--- Short exercise ---
What follows is a listing; restate every line of it word for word.

------ Exercise inputs

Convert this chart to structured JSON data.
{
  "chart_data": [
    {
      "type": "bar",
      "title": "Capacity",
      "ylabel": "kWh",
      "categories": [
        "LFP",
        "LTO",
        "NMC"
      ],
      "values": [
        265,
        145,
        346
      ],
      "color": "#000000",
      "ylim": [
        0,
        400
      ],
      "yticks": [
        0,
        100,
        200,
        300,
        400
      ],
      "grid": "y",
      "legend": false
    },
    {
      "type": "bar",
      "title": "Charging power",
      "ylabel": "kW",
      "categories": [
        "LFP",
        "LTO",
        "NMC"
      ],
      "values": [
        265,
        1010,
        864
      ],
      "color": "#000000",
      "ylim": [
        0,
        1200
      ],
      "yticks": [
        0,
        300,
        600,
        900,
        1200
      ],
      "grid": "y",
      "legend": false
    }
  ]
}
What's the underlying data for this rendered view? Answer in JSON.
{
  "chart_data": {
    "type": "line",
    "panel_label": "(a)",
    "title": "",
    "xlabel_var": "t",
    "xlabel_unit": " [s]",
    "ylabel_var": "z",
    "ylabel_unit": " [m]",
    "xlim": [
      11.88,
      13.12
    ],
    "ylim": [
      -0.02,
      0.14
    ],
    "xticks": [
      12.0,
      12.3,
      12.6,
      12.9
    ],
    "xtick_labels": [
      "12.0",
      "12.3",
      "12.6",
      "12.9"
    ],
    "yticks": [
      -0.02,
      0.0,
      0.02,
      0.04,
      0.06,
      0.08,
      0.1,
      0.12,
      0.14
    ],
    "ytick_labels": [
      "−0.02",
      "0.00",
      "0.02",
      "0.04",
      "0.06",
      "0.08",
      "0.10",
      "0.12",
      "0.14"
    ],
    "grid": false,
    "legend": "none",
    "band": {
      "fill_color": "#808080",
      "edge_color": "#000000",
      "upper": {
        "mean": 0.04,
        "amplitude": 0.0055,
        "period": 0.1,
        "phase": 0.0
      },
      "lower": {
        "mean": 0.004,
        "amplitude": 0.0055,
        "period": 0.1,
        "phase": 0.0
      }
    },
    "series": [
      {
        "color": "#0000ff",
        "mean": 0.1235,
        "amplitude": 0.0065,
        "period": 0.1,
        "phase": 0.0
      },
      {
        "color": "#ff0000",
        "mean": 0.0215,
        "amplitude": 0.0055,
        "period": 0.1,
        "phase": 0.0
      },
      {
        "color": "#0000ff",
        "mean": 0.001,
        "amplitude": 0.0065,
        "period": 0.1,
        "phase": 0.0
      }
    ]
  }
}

------------

--- Output of the task ---
Convert this chart to structured JSON data.
{
  "chart_data": [
    {
      "type": "bar",
      "title": "Capacity",
      "ylabel": "kWh",
      "categories": [
        "LFP",
        "LTO",
        "NMC"
      ],
      "values": [
        265,
        145,
        346
      ],
      "color": "#000000",
      "ylim": [
        0,
        400
      ],
      "yticks": [
        0,
        100,
        200,
        300,
        400
      ],
      "grid": "y",
      "legend": false
    },
    {
      "type": "bar",
      "title": "Charging power",
      "ylabel": "kW",
      "categories": [
        "LFP",
        "LTO",
        "NMC"
      ],
      "values": [
        265,
        1010,
        864
      ],
      "color": "#000000",
      "ylim": [
        0,
        1200
      ],
      "yticks": [
        0,
        300,
        600,
        900,
        1200
      ],
      "grid": "y",
      "legend": false
    }
  ]
}
What's the underlying data for this rendered view? Answer in JSON.
{
  "chart_data": {
    "type": "line",
    "panel_label": "(a)",
    "title": "",
    "xlabel_var": "t",
    "xlabel_unit": " [s]",
    "ylabel_var": "z",
    "ylabel_unit": " [m]",
    "xlim": [
      11.88,
      13.12
    ],
    "ylim": [
      -0.02,
      0.14
    ],
    "xticks": [
      12.0,
      12.3,
      12.6,
      12.9
    ],
    "xtick_labels": [
      "12.0",
      "12.3",
      "12.6",
      "12.9"
    ],
    "yticks": [
      -0.02,
      0.0,
      0.02,
      0.04,
      0.06,
      0.08,
      0.1,
      0.12,
      0.14
    ],
    "ytick_labels": [
      "−0.02",
      "0.00",
      "0.02",
      "0.04",
      "0.06",
      "0.08",
      "0.10",
      "0.12",
      "0.14"
    ],
    "grid": false,
    "legend": "none",
    "band": {
      "fill_color": "#808080",
      "edge_color": "#000000",
      "upper": {
        "mean": 0.04,
        "amplitude": 0.0055,
        "period": 0.1,
        "phase": 0.0
      },
      "lower": {
        "mean": 0.004,
        "amplitude": 0.0055,
        "period": 0.1,
        "phase": 0.0
      }
    },
    "series": [
      {
        "color": "#0000ff",
        "mean": 0.1235,
        "amplitude": 0.0065,
        "period": 0.1,
        "phase": 0.0
      },
      {
        "color": "#ff0000",
        "mean": 0.0215,
        "amplitude": 0.0055,
        "period": 0.1,
        "phase": 0.0
      },
      {
        "color": "#0000ff",
        "mean": 0.001,
        "amplitude": 0.0065,
        "period": 0.1,
        "phase": 0.0
      }
    ]
  }
}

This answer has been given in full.